Work to complete: The records that follow are to be transcribed in full, without their images.

### Data supplied

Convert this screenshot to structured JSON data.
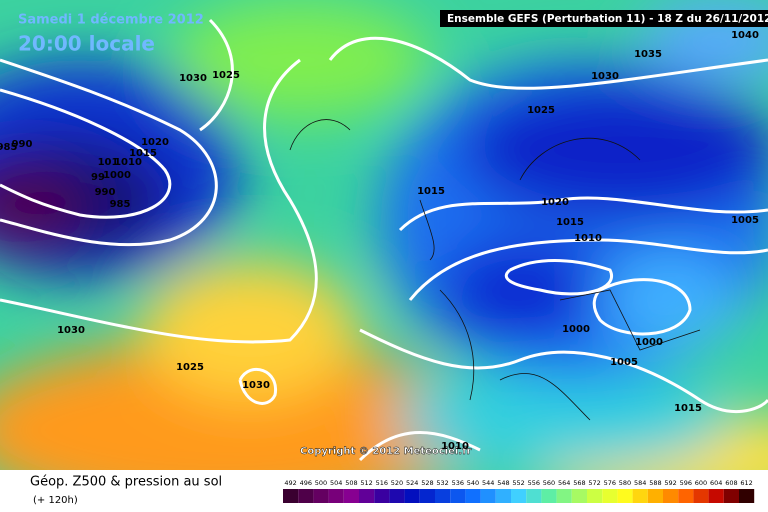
{
  "header": {
    "date": "Samedi 1 décembre 2012",
    "time": "20:00 locale",
    "run": "Ensemble GEFS (Perturbation 11)  -  18 Z du 26/11/2012"
  },
  "isobar_labels": [
    1040,
    1035,
    1030,
    1025,
    1030,
    1025,
    985,
    990,
    1020,
    1015,
    1010,
    101,
    99,
    1000,
    990,
    985,
    1015,
    1020,
    1015,
    1010,
    1005,
    1000,
    1000,
    1005,
    1015,
    1030,
    1025,
    1030,
    1010
  ],
  "copyright": "Copyright © 2012 Meteociel.fr",
  "legend": {
    "title": "Géop. Z500 & pression au sol",
    "subtitle": "(+ 120h)",
    "scale": [
      492,
      496,
      500,
      504,
      508,
      512,
      516,
      520,
      524,
      528,
      532,
      536,
      540,
      544,
      548,
      552,
      556,
      560,
      564,
      568,
      572,
      576,
      580,
      584,
      588,
      592,
      596,
      600,
      604,
      608,
      612
    ]
  }
}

######

Output of the exercise:
Convert this screenshot to structured JSON data.
{
  "header": {
    "date": "Samedi 1 décembre 2012",
    "time": "20:00 locale",
    "run": "Ensemble GEFS (Perturbation 11)  -  18 Z du 26/11/2012"
  },
  "isobar_labels": [
    1040,
    1035,
    1030,
    1025,
    1030,
    1025,
    985,
    990,
    1020,
    1015,
    1010,
    101,
    99,
    1000,
    990,
    985,
    1015,
    1020,
    1015,
    1010,
    1005,
    1000,
    1000,
    1005,
    1015,
    1030,
    1025,
    1030,
    1010
  ],
  "copyright": "Copyright © 2012 Meteociel.fr",
  "legend": {
    "title": "Géop. Z500 & pression au sol",
    "subtitle": "(+ 120h)",
    "scale": [
      492,
      496,
      500,
      504,
      508,
      512,
      516,
      520,
      524,
      528,
      532,
      536,
      540,
      544,
      548,
      552,
      556,
      560,
      564,
      568,
      572,
      576,
      580,
      584,
      588,
      592,
      596,
      600,
      604,
      608,
      612
    ]
  }
}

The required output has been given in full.